◆ **Set exercise**
Word for word, retype every entry in the listing.

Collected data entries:

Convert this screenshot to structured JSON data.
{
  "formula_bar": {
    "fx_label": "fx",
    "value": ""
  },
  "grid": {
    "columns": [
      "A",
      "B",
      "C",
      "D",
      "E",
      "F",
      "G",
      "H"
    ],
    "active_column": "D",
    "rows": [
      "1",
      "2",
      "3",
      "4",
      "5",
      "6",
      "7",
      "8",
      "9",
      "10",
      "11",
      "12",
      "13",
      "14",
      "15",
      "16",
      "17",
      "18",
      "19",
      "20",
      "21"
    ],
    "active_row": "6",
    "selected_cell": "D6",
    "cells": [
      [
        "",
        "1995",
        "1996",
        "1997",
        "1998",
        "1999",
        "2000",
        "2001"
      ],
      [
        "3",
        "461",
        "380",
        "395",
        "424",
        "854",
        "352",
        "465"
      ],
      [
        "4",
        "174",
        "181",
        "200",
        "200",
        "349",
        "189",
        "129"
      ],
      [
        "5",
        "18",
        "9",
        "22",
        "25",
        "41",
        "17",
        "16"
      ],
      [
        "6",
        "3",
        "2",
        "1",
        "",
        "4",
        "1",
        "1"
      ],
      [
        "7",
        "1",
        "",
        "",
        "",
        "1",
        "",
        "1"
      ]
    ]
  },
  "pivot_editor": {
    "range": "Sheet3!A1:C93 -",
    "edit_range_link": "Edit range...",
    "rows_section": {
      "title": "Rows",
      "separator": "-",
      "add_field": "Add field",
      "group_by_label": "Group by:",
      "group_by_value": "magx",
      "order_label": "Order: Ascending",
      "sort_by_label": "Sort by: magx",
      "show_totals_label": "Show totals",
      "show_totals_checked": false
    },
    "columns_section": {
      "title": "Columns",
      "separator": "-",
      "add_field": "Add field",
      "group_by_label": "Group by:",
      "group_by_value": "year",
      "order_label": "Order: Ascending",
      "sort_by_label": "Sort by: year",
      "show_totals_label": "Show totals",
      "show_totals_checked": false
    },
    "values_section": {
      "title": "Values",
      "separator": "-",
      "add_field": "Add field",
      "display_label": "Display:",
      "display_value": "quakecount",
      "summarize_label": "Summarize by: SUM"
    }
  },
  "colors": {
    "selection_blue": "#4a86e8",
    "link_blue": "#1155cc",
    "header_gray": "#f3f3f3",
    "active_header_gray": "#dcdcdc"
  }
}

◆ **Full solution**
Convert this screenshot to structured JSON data.
{
  "formula_bar": {
    "fx_label": "fx",
    "value": ""
  },
  "grid": {
    "columns": [
      "A",
      "B",
      "C",
      "D",
      "E",
      "F",
      "G",
      "H"
    ],
    "active_column": "D",
    "rows": [
      "1",
      "2",
      "3",
      "4",
      "5",
      "6",
      "7",
      "8",
      "9",
      "10",
      "11",
      "12",
      "13",
      "14",
      "15",
      "16",
      "17",
      "18",
      "19",
      "20",
      "21"
    ],
    "active_row": "6",
    "selected_cell": "D6",
    "cells": [
      [
        "",
        "1995",
        "1996",
        "1997",
        "1998",
        "1999",
        "2000",
        "2001"
      ],
      [
        "3",
        "461",
        "380",
        "395",
        "424",
        "854",
        "352",
        "465"
      ],
      [
        "4",
        "174",
        "181",
        "200",
        "200",
        "349",
        "189",
        "129"
      ],
      [
        "5",
        "18",
        "9",
        "22",
        "25",
        "41",
        "17",
        "16"
      ],
      [
        "6",
        "3",
        "2",
        "1",
        "",
        "4",
        "1",
        "1"
      ],
      [
        "7",
        "1",
        "",
        "",
        "",
        "1",
        "",
        "1"
      ]
    ]
  },
  "pivot_editor": {
    "range": "Sheet3!A1:C93 -",
    "edit_range_link": "Edit range...",
    "rows_section": {
      "title": "Rows",
      "separator": "-",
      "add_field": "Add field",
      "group_by_label": "Group by:",
      "group_by_value": "magx",
      "order_label": "Order: Ascending",
      "sort_by_label": "Sort by: magx",
      "show_totals_label": "Show totals",
      "show_totals_checked": false
    },
    "columns_section": {
      "title": "Columns",
      "separator": "-",
      "add_field": "Add field",
      "group_by_label": "Group by:",
      "group_by_value": "year",
      "order_label": "Order: Ascending",
      "sort_by_label": "Sort by: year",
      "show_totals_label": "Show totals",
      "show_totals_checked": false
    },
    "values_section": {
      "title": "Values",
      "separator": "-",
      "add_field": "Add field",
      "display_label": "Display:",
      "display_value": "quakecount",
      "summarize_label": "Summarize by: SUM"
    }
  },
  "colors": {
    "selection_blue": "#4a86e8",
    "link_blue": "#1155cc",
    "header_gray": "#f3f3f3",
    "active_header_gray": "#dcdcdc"
  }
}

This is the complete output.